**Task to carry out**
Extract all lines that hold the string "хрустящего".

[Stored data]
══════════
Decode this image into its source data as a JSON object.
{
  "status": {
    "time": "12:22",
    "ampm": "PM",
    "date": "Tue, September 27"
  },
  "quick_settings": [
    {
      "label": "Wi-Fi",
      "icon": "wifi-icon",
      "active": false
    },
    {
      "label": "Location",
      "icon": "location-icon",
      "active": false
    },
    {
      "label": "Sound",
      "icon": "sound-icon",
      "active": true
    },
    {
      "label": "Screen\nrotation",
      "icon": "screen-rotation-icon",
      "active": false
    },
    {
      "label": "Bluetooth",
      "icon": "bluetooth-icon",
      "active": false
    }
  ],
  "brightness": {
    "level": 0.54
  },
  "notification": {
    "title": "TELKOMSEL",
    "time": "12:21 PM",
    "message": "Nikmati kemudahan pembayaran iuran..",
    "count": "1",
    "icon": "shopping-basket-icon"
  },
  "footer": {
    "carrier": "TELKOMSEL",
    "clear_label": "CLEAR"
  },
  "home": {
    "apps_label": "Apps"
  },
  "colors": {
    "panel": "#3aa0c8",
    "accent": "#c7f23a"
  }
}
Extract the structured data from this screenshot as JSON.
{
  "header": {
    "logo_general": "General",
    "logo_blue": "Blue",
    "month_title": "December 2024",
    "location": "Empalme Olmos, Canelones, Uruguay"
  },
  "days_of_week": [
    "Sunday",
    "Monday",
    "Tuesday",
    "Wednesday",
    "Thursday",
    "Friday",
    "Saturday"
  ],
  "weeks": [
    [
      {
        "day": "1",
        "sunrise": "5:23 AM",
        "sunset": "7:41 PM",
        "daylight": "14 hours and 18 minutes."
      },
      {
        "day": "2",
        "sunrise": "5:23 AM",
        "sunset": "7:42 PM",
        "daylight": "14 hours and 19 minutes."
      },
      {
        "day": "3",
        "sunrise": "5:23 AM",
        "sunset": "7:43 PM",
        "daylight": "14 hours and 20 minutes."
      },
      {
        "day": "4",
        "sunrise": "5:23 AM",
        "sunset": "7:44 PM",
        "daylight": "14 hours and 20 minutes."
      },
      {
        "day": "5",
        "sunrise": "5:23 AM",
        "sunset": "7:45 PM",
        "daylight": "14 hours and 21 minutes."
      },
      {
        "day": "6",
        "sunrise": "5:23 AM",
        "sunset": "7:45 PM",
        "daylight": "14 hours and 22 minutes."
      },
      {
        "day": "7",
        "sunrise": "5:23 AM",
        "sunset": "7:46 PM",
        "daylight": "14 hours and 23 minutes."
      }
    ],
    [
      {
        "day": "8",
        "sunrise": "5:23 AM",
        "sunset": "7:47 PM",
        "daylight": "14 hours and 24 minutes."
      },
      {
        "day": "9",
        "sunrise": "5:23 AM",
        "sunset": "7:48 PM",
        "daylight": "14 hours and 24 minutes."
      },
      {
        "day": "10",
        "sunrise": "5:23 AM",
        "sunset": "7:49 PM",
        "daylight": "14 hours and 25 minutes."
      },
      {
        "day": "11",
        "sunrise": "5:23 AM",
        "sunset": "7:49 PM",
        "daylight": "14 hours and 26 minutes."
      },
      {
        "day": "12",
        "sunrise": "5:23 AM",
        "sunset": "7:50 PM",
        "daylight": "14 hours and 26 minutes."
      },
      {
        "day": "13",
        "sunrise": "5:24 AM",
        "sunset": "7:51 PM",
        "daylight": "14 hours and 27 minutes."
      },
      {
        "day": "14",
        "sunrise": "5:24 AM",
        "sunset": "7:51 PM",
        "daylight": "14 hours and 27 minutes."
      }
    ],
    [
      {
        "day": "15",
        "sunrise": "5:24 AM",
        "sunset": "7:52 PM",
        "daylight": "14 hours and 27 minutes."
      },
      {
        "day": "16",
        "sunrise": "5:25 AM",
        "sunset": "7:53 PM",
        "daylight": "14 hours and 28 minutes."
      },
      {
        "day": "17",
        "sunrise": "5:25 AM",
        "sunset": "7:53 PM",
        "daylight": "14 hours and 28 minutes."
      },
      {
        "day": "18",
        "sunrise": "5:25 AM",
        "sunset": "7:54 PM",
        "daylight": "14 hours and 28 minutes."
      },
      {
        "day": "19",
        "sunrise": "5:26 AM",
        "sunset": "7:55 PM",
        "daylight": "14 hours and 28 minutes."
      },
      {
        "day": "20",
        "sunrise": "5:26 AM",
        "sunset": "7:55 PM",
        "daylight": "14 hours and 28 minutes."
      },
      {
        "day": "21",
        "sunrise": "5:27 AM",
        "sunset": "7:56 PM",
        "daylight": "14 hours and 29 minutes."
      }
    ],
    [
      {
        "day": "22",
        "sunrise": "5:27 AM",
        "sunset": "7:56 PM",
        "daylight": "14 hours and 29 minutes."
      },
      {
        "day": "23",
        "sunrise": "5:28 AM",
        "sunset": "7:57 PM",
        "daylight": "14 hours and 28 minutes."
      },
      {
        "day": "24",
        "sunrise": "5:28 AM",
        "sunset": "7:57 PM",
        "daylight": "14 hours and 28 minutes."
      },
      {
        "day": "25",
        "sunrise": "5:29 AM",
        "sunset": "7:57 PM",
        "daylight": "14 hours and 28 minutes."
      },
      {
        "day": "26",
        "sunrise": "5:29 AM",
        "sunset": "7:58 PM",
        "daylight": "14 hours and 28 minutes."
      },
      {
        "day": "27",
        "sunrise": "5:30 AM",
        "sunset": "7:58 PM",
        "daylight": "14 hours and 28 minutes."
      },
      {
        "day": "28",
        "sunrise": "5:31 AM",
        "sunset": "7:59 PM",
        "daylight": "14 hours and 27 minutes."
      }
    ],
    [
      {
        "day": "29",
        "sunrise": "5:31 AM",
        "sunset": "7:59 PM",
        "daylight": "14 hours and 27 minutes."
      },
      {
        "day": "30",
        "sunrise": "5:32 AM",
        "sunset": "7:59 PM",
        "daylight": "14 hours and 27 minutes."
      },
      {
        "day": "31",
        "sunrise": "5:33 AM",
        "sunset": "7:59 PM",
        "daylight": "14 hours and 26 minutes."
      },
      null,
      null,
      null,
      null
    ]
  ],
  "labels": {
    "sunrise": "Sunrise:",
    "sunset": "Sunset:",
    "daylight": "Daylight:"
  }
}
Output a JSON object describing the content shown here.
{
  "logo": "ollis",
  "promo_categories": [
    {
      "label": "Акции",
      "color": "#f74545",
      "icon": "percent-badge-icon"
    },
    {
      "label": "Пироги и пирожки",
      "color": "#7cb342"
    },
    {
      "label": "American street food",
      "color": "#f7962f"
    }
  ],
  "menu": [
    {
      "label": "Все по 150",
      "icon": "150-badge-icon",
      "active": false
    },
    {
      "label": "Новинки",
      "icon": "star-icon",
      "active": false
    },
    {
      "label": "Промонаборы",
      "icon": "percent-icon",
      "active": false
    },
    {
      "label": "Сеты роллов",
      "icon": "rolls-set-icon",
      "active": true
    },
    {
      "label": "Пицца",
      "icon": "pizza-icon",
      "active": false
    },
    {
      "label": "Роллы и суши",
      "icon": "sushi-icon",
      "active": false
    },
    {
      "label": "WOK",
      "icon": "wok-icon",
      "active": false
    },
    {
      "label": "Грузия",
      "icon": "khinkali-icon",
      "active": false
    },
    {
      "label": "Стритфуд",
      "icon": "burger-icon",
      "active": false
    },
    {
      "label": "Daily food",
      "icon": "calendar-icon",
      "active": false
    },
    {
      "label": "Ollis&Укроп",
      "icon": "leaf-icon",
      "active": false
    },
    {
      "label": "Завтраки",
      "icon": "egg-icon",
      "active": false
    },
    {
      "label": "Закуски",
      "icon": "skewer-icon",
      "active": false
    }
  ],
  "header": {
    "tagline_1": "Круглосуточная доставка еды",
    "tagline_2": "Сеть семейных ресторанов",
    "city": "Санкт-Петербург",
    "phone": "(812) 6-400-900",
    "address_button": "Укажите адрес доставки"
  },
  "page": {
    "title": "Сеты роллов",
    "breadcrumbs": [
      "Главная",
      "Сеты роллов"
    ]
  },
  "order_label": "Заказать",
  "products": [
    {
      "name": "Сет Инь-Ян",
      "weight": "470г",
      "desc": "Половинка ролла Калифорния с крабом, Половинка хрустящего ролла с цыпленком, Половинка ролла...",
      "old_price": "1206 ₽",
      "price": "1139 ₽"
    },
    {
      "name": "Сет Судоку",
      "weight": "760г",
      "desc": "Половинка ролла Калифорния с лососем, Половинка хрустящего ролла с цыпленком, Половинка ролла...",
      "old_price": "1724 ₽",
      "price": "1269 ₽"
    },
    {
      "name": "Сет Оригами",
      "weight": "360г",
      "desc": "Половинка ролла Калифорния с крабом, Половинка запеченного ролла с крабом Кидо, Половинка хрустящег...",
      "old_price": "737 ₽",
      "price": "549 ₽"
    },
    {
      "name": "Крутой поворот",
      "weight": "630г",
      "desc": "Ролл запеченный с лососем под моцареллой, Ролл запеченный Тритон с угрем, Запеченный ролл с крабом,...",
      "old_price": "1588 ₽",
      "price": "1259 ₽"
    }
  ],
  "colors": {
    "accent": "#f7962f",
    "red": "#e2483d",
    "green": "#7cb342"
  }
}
══════════
**Finished exercise**
      "desc": "Половинка ролла Калифорния с крабом, Половинка хрустящего ролла с цыпленком, Половинка ролла...",
      "desc": "Половинка ролла Калифорния с лососем, Половинка хрустящего ролла с цыпленком, Половинка ролла...",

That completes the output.